Hunt for the word "right" across the entries below, copying each line that holds it.

Items listed in a dataset:
==============================
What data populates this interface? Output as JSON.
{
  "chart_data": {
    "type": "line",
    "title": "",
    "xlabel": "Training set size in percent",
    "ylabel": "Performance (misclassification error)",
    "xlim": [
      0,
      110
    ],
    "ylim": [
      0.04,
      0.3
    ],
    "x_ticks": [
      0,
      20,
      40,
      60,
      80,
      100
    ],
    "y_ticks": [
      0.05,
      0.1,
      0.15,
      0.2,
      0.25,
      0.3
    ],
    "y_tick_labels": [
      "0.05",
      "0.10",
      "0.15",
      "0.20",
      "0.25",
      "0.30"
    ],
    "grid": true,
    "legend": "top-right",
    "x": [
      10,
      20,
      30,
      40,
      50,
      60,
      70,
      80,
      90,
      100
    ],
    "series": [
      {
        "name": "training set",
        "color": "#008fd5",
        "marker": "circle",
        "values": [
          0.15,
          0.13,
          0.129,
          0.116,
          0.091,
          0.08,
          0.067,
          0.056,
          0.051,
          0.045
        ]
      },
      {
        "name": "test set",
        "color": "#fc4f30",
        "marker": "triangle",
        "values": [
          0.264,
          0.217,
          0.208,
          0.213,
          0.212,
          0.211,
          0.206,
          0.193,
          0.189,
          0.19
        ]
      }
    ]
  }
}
==============================
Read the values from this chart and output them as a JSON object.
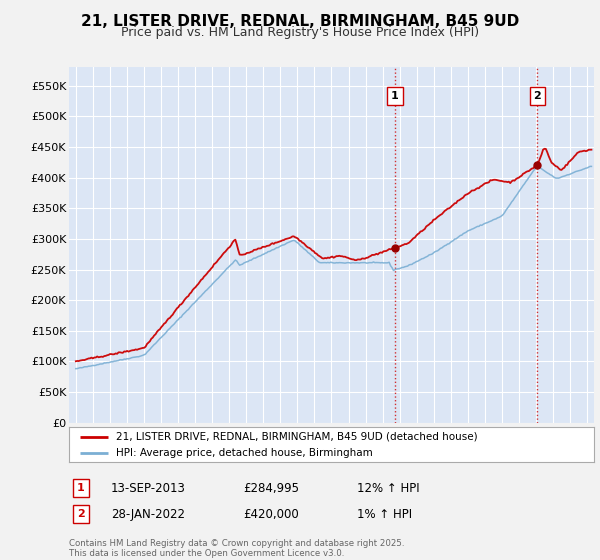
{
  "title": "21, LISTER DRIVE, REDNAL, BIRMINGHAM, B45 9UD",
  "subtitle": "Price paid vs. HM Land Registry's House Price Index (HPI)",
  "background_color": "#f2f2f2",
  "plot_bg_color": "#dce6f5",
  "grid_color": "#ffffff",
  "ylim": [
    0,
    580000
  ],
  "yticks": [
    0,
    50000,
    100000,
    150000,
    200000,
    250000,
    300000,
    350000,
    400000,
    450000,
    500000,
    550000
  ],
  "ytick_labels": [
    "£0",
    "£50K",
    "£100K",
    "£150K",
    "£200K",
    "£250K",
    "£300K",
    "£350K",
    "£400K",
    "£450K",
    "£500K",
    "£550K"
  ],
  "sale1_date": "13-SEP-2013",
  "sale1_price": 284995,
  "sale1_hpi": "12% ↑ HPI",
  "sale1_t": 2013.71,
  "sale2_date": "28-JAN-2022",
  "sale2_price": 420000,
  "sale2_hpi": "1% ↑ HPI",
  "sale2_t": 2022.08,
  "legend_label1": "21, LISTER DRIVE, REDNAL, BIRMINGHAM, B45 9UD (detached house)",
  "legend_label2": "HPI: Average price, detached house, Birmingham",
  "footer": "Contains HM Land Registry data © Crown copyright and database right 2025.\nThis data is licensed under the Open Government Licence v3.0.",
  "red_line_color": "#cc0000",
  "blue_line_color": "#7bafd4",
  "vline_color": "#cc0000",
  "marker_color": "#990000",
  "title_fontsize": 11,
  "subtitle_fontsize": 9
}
==============================
# RESULT
    "legend": "top-right",
  "footer": "Contains HM Land Registry data © Crown copyright and database right 2025.\nThis data is licensed under the Open Government Licence v3.0.",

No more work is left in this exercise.